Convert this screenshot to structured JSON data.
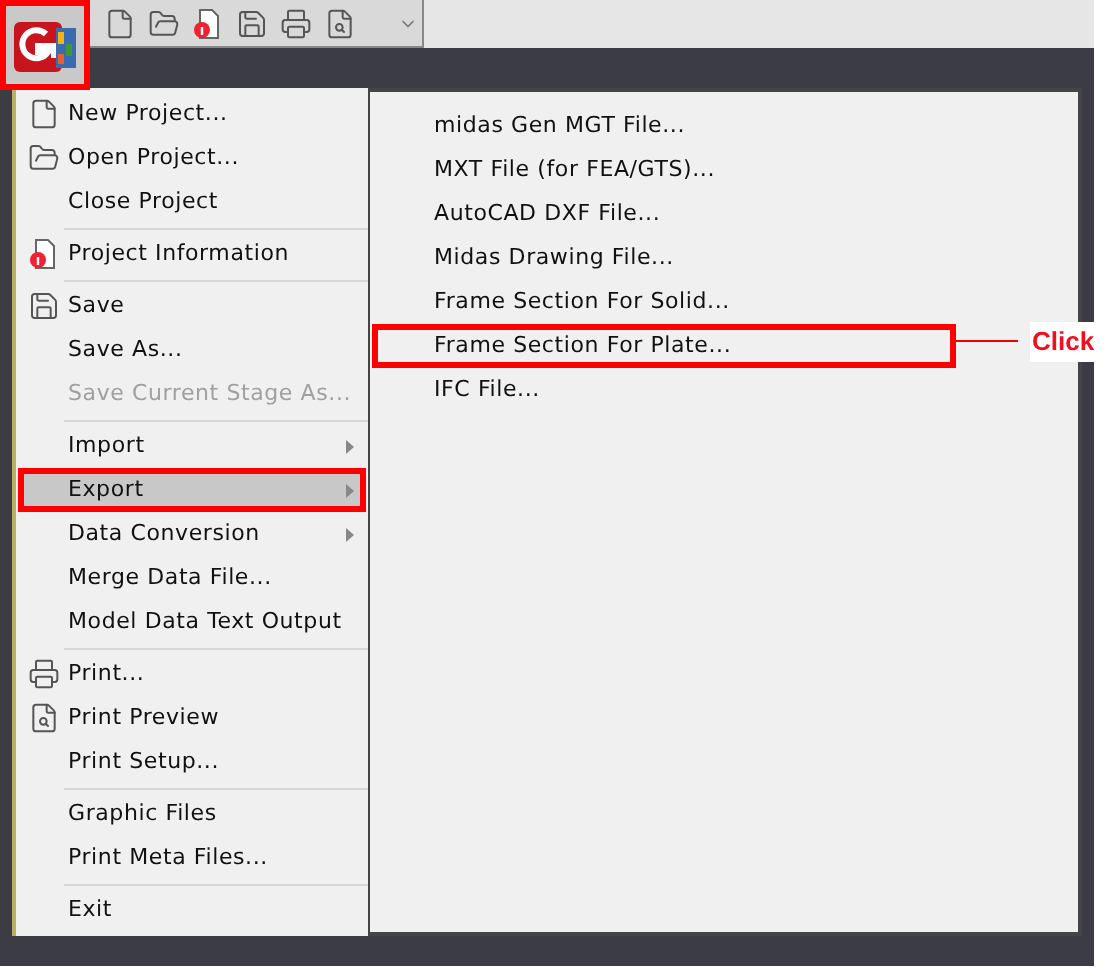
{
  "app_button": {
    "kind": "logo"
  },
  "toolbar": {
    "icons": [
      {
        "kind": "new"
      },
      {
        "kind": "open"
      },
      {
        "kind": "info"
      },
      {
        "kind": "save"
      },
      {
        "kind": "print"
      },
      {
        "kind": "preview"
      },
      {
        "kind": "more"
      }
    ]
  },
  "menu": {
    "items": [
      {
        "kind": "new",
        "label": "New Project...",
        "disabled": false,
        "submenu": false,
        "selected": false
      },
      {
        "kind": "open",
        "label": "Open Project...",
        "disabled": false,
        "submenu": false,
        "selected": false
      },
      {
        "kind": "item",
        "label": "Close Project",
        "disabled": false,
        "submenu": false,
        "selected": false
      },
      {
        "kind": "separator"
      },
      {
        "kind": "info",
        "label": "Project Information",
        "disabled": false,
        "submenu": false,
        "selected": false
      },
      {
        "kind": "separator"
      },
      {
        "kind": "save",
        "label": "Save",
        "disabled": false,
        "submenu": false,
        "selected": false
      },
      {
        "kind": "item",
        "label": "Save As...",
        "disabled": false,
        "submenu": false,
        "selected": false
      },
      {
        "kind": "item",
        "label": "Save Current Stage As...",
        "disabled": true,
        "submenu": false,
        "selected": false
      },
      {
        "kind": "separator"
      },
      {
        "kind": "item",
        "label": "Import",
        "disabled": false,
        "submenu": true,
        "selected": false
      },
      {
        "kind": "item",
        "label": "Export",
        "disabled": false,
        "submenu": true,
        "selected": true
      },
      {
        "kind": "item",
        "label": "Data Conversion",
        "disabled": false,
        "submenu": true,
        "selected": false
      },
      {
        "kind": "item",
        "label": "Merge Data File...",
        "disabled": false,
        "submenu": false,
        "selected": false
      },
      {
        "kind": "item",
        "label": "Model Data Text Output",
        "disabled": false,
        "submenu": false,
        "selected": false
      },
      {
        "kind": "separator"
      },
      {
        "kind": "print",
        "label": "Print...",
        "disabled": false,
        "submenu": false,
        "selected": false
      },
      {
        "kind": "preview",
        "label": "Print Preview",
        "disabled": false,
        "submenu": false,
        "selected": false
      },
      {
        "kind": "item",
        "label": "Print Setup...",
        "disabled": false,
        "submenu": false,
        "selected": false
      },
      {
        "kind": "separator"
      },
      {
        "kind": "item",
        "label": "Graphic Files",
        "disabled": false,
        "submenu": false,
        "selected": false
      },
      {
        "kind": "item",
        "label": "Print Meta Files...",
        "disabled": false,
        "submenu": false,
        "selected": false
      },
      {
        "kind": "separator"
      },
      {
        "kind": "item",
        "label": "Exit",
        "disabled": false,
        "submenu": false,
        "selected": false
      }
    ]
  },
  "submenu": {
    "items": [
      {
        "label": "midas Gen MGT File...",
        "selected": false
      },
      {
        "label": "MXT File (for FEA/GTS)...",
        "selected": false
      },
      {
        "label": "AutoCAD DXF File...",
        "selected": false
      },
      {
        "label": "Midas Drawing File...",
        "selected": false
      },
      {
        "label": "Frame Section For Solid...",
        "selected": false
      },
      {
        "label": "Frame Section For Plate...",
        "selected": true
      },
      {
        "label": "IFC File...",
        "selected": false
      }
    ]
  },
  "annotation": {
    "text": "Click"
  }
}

▶ Problem statement
Using the records above, copy every line that has the word "Files" in it.

▶ Solution
        "label": "Graphic Files",
        "label": "Print Meta Files...",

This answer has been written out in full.